- [Exercise instructions]: Rewrite everything from the start of the data down to and including the line containing "kpi-delta: 2,1% [776,224,806,239]", substituting "delivery-icon" for "truck-icon" and leaving everything else unchanged.

==========

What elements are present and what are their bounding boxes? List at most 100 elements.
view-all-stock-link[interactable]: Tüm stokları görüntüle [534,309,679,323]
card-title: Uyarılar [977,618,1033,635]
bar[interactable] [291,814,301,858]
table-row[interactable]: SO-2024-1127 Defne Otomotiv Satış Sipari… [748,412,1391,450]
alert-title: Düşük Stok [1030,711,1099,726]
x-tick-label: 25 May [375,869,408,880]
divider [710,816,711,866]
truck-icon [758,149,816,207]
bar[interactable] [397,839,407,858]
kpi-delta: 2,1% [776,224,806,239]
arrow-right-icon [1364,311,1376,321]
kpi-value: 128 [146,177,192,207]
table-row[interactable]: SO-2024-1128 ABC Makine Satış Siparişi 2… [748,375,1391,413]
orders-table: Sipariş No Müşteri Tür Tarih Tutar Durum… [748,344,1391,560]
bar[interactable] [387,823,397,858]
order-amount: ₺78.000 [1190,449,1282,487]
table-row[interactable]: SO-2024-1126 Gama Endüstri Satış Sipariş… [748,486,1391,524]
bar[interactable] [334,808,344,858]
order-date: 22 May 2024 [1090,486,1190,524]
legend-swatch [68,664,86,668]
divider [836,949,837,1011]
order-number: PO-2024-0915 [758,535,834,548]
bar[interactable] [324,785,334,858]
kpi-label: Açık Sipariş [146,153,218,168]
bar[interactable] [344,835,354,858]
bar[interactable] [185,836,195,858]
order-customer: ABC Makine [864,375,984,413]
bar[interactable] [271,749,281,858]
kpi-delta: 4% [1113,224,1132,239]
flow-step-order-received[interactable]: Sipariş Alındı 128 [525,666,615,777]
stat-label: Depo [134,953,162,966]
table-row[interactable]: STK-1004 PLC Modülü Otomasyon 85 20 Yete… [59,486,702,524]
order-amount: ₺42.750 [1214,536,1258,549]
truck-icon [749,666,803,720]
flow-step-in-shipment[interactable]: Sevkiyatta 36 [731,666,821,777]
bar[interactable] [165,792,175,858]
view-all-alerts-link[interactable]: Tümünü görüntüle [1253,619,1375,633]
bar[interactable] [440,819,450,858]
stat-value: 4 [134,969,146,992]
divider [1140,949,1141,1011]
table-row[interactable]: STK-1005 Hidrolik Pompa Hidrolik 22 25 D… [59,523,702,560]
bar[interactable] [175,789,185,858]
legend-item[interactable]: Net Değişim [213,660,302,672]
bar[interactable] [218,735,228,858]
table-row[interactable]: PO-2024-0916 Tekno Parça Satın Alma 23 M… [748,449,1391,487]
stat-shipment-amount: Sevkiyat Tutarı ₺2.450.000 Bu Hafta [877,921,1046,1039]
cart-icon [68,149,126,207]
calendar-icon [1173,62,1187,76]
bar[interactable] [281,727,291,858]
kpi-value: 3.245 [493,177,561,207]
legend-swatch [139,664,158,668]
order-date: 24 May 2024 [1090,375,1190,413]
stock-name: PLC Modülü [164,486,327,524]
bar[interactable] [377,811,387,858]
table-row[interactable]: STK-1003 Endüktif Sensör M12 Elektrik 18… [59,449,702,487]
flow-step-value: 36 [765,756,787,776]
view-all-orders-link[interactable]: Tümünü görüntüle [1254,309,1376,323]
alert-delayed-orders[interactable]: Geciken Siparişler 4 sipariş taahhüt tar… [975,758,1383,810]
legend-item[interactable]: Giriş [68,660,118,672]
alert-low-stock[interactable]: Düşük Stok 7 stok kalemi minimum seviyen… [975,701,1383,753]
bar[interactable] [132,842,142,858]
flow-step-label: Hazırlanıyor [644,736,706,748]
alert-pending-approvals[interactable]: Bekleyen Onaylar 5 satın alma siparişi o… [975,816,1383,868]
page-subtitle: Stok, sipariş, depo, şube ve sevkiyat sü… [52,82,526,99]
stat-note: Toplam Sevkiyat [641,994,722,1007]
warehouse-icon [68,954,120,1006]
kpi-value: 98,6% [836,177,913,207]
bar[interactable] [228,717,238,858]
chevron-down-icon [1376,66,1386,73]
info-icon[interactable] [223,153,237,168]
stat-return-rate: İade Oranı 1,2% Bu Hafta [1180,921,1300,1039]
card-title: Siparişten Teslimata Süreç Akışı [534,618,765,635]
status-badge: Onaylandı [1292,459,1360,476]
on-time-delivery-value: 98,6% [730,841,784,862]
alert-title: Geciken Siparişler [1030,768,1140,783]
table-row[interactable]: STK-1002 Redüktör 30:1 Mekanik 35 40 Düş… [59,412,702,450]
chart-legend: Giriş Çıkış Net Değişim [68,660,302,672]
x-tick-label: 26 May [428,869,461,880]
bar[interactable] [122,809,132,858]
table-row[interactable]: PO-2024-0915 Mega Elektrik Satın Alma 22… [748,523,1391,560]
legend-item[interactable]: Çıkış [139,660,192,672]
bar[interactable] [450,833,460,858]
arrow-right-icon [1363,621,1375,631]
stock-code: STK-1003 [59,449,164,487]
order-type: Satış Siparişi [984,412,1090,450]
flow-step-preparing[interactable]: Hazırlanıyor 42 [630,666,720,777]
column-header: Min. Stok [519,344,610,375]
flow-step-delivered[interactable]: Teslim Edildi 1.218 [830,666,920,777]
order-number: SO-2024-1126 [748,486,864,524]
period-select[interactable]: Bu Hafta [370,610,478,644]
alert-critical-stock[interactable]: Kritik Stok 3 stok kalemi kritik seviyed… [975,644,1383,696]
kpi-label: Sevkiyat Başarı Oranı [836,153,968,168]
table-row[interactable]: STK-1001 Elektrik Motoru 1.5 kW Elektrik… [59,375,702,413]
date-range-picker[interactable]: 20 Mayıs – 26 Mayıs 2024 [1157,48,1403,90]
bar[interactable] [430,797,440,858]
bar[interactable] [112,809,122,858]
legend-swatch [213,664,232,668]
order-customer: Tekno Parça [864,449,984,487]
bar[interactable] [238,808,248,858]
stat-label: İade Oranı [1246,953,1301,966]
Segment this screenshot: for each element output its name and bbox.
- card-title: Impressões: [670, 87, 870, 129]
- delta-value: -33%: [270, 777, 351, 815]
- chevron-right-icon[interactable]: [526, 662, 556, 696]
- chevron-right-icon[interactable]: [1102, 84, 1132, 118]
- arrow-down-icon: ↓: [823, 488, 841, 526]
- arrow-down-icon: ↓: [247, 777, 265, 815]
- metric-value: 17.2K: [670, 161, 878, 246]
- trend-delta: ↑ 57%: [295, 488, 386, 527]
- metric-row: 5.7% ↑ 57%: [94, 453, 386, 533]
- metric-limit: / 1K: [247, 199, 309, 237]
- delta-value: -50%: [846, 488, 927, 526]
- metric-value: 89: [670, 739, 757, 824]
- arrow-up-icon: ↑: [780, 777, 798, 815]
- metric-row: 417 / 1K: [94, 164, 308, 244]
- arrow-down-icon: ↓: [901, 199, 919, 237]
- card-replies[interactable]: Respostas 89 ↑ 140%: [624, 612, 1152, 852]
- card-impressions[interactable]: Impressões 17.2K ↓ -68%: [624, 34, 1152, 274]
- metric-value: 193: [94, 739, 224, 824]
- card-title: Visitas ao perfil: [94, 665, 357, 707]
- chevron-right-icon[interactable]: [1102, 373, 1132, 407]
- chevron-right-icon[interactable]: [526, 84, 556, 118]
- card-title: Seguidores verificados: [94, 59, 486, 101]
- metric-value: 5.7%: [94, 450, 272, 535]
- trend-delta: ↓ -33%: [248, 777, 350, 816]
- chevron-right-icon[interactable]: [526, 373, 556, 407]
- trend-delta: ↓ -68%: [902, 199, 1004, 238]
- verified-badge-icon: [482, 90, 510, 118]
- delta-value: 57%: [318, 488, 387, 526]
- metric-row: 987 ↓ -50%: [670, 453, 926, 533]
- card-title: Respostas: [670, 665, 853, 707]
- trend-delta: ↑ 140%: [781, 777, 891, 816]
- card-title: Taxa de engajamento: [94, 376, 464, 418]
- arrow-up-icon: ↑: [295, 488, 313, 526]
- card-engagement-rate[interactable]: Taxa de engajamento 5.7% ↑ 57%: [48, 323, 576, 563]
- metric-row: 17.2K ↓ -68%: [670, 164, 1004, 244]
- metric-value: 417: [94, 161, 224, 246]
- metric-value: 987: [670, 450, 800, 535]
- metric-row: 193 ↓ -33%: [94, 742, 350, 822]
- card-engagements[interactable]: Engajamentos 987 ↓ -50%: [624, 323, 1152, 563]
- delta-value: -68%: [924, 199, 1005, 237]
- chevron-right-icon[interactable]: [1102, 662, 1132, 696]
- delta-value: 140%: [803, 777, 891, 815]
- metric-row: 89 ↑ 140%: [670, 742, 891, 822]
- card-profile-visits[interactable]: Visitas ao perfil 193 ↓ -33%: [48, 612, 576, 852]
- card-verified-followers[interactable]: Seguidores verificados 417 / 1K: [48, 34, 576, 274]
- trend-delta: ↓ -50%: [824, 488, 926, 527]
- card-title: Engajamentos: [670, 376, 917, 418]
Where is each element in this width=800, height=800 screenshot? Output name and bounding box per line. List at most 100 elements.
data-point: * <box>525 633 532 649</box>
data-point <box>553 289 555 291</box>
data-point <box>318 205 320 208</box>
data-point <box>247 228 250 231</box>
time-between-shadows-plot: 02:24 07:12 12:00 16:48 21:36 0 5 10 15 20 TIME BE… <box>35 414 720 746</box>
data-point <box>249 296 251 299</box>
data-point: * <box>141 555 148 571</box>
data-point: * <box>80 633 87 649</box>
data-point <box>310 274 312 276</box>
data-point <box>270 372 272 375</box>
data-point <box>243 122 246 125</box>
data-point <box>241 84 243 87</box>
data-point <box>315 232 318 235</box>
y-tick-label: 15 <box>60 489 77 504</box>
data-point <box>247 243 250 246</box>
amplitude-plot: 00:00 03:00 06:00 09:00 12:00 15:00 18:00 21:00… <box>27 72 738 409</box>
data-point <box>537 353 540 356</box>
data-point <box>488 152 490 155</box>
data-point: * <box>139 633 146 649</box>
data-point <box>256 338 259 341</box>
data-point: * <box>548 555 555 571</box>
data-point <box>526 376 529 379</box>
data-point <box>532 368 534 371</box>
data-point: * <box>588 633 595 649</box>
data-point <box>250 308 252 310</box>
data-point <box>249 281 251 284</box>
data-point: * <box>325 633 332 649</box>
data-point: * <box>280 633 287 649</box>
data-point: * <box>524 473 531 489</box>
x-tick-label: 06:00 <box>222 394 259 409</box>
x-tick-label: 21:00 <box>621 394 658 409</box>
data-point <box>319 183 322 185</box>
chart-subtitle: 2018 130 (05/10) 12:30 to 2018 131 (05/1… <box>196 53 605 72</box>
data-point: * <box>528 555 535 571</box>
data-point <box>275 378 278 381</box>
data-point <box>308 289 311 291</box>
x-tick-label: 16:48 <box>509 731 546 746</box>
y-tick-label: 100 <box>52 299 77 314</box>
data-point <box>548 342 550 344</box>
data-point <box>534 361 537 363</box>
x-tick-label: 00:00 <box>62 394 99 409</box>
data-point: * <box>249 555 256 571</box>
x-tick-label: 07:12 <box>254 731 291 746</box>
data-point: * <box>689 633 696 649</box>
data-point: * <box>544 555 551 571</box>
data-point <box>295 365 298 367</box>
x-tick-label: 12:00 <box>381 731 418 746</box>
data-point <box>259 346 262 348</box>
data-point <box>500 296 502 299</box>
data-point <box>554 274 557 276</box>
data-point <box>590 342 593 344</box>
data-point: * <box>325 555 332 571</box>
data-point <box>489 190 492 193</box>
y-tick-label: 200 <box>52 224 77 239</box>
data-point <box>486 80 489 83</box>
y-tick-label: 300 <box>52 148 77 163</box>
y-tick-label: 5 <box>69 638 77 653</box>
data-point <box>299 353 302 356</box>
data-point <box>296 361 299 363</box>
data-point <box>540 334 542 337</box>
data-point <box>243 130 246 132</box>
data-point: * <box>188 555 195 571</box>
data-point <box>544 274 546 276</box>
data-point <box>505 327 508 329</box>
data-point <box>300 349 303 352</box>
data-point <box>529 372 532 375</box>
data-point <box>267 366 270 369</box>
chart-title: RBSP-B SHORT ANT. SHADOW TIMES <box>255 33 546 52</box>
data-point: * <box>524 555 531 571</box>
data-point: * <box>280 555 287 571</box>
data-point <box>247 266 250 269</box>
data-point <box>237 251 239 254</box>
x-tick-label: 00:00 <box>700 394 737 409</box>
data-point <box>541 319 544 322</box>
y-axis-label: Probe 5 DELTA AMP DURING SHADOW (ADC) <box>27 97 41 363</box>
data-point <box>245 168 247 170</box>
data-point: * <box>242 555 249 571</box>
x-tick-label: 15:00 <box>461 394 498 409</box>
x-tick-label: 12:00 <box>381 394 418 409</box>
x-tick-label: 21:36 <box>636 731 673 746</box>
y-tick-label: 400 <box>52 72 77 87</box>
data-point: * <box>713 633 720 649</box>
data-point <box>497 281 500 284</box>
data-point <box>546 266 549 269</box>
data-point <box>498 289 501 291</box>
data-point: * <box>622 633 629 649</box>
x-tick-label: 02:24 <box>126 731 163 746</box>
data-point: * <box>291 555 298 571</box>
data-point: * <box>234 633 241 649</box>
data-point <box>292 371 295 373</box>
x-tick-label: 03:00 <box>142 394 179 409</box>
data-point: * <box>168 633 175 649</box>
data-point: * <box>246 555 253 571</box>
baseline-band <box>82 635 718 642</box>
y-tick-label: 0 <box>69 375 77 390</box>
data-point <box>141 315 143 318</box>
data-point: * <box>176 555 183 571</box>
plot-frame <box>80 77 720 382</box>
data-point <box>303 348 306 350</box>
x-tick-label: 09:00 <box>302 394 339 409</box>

==========

- [Correct output]:
What elements are present and what are their bounding boxes? List at most 100 elements.
view-all-stock-link[interactable]: Tüm stokları görüntüle [534,309,679,323]
card-title: Uyarılar [977,618,1033,635]
bar[interactable] [291,814,301,858]
table-row[interactable]: SO-2024-1127 Defne Otomotiv Satış Sipari… [748,412,1391,450]
alert-title: Düşük Stok [1030,711,1099,726]
x-tick-label: 25 May [375,869,408,880]
divider [710,816,711,866]
delivery-icon [758,149,816,207]
bar[interactable] [397,839,407,858]
kpi-delta: 2,1% [776,224,806,239]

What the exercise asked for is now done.